Give only the count of lines containing "name".

Figure record extracts
*****
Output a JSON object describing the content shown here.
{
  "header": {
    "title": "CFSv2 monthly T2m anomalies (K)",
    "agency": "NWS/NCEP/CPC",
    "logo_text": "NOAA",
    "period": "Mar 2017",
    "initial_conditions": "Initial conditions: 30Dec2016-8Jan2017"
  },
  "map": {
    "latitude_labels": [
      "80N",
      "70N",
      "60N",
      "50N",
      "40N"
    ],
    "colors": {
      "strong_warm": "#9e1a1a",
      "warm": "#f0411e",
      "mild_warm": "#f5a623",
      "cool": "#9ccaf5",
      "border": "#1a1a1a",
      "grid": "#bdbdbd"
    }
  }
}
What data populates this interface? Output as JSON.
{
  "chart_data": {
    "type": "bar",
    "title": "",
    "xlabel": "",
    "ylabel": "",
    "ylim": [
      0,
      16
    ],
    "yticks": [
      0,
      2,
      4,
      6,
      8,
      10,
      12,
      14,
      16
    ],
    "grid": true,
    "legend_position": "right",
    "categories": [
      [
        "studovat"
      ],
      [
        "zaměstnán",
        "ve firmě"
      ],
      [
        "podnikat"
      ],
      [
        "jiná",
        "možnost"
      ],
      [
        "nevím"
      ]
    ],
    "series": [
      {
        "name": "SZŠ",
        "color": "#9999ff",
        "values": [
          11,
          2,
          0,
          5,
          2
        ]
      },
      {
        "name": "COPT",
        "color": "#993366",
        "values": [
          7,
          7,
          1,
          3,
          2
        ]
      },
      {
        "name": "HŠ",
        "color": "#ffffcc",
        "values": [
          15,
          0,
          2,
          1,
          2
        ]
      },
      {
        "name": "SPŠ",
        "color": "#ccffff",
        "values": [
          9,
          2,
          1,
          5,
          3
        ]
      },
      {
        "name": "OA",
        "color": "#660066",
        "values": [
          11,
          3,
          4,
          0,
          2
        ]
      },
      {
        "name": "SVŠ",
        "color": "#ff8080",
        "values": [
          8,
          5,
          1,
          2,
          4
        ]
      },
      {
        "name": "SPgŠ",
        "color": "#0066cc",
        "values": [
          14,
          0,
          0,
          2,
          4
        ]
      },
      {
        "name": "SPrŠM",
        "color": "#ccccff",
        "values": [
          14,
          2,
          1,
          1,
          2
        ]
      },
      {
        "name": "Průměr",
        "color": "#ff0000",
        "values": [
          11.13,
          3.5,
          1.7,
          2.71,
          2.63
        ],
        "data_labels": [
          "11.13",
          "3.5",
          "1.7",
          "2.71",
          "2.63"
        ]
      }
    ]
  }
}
*****
- **Solution below**: 9